The records should be repeated word for word, pictures excluded.

====== DATA SHOWN ======

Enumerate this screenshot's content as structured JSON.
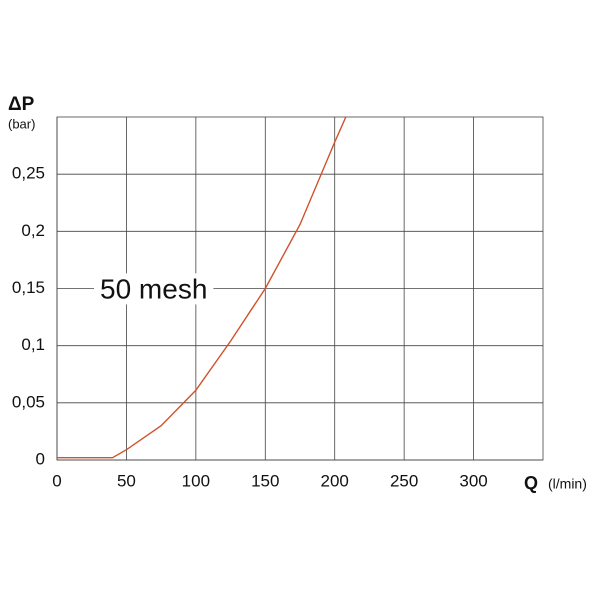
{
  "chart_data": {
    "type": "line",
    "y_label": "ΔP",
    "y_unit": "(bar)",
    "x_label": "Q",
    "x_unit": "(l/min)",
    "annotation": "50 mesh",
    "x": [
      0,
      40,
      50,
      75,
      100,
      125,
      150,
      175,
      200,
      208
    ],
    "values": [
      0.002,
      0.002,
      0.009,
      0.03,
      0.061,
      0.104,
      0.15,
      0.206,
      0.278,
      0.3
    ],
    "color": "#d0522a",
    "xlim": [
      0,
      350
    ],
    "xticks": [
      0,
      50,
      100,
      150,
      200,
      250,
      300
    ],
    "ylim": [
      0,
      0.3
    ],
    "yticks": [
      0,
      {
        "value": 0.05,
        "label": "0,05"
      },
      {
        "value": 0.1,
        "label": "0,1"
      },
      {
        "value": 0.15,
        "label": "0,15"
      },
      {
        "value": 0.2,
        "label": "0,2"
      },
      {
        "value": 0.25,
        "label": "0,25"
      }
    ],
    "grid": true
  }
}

======

# EXERCISE OUTPUT
Enumerate this screenshot's content as structured JSON.
{
  "chart_data": {
    "type": "line",
    "y_label": "ΔP",
    "y_unit": "(bar)",
    "x_label": "Q",
    "x_unit": "(l/min)",
    "annotation": "50 mesh",
    "x": [
      0,
      40,
      50,
      75,
      100,
      125,
      150,
      175,
      200,
      208
    ],
    "values": [
      0.002,
      0.002,
      0.009,
      0.03,
      0.061,
      0.104,
      0.15,
      0.206,
      0.278,
      0.3
    ],
    "color": "#d0522a",
    "xlim": [
      0,
      350
    ],
    "xticks": [
      0,
      50,
      100,
      150,
      200,
      250,
      300
    ],
    "ylim": [
      0,
      0.3
    ],
    "yticks": [
      0,
      {
        "value": 0.05,
        "label": "0,05"
      },
      {
        "value": 0.1,
        "label": "0,1"
      },
      {
        "value": 0.15,
        "label": "0,15"
      },
      {
        "value": 0.2,
        "label": "0,2"
      },
      {
        "value": 0.25,
        "label": "0,25"
      }
    ],
    "grid": true
  }
}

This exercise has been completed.